-- START --

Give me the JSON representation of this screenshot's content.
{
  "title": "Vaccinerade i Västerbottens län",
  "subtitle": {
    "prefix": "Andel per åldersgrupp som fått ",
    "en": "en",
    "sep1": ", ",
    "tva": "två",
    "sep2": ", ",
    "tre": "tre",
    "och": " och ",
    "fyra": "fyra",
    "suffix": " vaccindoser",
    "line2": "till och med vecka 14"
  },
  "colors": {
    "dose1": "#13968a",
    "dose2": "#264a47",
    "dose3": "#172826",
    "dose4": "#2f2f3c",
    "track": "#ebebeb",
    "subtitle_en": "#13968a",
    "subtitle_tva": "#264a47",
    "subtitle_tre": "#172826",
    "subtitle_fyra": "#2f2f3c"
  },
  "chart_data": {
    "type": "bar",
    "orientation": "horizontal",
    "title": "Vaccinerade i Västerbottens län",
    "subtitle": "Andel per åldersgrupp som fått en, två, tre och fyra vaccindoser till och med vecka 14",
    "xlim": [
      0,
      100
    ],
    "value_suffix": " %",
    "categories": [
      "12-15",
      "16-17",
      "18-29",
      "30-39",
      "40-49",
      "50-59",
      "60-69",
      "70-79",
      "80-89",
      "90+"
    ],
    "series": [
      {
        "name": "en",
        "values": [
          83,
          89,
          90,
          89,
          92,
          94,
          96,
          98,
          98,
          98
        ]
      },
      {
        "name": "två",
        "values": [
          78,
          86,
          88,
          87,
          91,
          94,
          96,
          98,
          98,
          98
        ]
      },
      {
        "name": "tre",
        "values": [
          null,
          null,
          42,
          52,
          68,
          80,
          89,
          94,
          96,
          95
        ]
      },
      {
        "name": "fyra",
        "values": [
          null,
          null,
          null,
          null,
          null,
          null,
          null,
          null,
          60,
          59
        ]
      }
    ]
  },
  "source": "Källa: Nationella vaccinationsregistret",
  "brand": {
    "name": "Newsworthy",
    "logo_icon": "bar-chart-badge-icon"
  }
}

-- END --

Problem to work on | Set down each entry again, unchanged.

Answer to this exercise |
Give me the JSON representation of this screenshot's content.
{
  "title": "Vaccinerade i Västerbottens län",
  "subtitle": {
    "prefix": "Andel per åldersgrupp som fått ",
    "en": "en",
    "sep1": ", ",
    "tva": "två",
    "sep2": ", ",
    "tre": "tre",
    "och": " och ",
    "fyra": "fyra",
    "suffix": " vaccindoser",
    "line2": "till och med vecka 14"
  },
  "colors": {
    "dose1": "#13968a",
    "dose2": "#264a47",
    "dose3": "#172826",
    "dose4": "#2f2f3c",
    "track": "#ebebeb",
    "subtitle_en": "#13968a",
    "subtitle_tva": "#264a47",
    "subtitle_tre": "#172826",
    "subtitle_fyra": "#2f2f3c"
  },
  "chart_data": {
    "type": "bar",
    "orientation": "horizontal",
    "title": "Vaccinerade i Västerbottens län",
    "subtitle": "Andel per åldersgrupp som fått en, två, tre och fyra vaccindoser till och med vecka 14",
    "xlim": [
      0,
      100
    ],
    "value_suffix": " %",
    "categories": [
      "12-15",
      "16-17",
      "18-29",
      "30-39",
      "40-49",
      "50-59",
      "60-69",
      "70-79",
      "80-89",
      "90+"
    ],
    "series": [
      {
        "name": "en",
        "values": [
          83,
          89,
          90,
          89,
          92,
          94,
          96,
          98,
          98,
          98
        ]
      },
      {
        "name": "två",
        "values": [
          78,
          86,
          88,
          87,
          91,
          94,
          96,
          98,
          98,
          98
        ]
      },
      {
        "name": "tre",
        "values": [
          null,
          null,
          42,
          52,
          68,
          80,
          89,
          94,
          96,
          95
        ]
      },
      {
        "name": "fyra",
        "values": [
          null,
          null,
          null,
          null,
          null,
          null,
          null,
          null,
          60,
          59
        ]
      }
    ]
  },
  "source": "Källa: Nationella vaccinationsregistret",
  "brand": {
    "name": "Newsworthy",
    "logo_icon": "bar-chart-badge-icon"
  }
}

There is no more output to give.